**What to produce:**
What is the number of lines holding the word "JSON"? Write that number and nothing else.

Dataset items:
========================================================================
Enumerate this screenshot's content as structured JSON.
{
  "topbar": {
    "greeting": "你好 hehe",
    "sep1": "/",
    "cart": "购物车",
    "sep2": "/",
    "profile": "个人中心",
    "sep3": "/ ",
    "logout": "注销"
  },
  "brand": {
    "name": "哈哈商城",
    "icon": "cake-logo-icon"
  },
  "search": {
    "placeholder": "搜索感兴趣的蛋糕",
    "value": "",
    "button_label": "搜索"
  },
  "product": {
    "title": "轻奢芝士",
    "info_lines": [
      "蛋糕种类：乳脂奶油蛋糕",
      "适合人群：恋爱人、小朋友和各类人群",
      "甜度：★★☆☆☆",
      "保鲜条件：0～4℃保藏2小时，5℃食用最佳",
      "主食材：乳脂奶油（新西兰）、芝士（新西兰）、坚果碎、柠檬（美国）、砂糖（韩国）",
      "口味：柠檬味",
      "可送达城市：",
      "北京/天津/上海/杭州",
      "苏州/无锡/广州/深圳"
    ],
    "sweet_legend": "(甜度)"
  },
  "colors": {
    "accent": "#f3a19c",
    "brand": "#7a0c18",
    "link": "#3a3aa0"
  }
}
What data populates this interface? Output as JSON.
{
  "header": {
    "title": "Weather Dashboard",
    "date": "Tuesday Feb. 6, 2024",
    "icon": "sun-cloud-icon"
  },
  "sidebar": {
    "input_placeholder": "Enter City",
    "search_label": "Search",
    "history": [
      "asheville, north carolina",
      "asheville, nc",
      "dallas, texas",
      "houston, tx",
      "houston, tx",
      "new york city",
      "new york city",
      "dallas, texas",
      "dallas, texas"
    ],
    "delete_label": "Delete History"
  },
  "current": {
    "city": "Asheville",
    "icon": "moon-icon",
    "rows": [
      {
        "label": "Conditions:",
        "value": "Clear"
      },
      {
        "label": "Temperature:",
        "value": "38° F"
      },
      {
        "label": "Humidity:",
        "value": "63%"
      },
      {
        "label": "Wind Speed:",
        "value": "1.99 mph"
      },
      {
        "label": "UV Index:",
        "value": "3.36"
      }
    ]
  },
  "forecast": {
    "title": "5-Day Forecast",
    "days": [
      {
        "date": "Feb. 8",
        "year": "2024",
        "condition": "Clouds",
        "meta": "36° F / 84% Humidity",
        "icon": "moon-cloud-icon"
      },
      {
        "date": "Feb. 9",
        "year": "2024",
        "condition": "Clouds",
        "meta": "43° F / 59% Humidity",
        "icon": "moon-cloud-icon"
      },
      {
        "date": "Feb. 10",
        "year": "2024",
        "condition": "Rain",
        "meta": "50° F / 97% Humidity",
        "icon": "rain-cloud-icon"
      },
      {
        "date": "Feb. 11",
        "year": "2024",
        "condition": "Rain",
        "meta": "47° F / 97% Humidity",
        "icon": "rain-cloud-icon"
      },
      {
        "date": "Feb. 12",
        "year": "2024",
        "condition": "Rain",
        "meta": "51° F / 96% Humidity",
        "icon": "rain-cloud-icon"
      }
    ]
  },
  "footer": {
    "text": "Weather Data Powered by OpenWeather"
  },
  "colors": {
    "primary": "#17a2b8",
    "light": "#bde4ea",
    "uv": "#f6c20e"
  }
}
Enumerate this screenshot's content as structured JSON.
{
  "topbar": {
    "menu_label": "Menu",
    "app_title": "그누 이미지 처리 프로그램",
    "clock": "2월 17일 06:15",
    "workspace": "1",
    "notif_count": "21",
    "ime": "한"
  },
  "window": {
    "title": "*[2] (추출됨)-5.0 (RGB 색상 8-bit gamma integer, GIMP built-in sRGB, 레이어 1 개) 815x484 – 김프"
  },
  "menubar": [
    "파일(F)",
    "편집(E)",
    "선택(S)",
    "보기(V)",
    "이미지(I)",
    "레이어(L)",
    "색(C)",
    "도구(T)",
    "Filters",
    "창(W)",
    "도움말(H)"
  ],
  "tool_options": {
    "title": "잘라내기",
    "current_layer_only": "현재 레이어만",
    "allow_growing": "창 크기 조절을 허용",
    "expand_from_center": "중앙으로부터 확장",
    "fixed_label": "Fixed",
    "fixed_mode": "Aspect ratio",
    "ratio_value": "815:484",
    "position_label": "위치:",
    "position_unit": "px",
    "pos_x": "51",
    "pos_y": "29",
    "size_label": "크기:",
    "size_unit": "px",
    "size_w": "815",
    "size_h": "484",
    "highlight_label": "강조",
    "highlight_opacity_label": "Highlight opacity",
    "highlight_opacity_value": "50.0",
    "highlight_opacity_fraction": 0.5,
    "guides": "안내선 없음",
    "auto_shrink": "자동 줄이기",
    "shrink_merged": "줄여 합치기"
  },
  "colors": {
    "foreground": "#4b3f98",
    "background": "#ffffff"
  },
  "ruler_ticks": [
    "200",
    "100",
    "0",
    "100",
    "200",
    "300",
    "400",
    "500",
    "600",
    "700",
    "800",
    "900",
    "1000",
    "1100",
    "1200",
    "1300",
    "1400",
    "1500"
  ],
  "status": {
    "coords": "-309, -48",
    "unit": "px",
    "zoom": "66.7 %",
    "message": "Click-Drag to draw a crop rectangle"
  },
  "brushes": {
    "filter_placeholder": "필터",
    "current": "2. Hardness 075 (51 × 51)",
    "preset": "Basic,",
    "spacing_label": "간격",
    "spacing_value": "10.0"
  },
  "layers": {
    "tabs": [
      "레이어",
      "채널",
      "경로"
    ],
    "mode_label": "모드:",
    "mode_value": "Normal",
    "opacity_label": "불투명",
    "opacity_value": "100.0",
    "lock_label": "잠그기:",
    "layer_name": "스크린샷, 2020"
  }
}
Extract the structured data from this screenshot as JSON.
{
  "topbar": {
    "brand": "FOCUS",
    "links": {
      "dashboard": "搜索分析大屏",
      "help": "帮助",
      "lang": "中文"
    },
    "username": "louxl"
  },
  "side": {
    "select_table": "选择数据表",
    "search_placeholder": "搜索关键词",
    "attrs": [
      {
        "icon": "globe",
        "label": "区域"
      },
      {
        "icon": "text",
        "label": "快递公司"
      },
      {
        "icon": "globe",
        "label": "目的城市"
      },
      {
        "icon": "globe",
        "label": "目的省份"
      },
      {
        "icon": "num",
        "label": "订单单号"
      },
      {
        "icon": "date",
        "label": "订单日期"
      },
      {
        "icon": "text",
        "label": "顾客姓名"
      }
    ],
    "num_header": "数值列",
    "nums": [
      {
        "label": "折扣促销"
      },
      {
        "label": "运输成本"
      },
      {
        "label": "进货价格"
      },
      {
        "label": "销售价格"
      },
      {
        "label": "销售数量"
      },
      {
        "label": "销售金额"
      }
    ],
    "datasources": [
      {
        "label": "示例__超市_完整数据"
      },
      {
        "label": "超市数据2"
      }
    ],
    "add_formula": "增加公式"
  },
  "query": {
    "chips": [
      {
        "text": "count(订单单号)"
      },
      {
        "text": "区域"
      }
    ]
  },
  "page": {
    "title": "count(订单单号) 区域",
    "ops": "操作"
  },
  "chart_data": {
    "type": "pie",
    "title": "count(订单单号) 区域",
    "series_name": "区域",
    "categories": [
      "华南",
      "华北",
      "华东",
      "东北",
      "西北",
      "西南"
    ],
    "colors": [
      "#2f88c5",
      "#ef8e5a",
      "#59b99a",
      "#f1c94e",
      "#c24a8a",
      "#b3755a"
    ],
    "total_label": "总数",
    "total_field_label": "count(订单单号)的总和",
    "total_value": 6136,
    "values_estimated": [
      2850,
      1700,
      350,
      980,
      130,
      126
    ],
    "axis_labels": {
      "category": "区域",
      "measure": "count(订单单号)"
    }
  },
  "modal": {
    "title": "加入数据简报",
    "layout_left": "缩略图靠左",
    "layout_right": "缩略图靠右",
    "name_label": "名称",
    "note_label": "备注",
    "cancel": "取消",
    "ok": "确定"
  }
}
========================================================================
**Final answer:**
4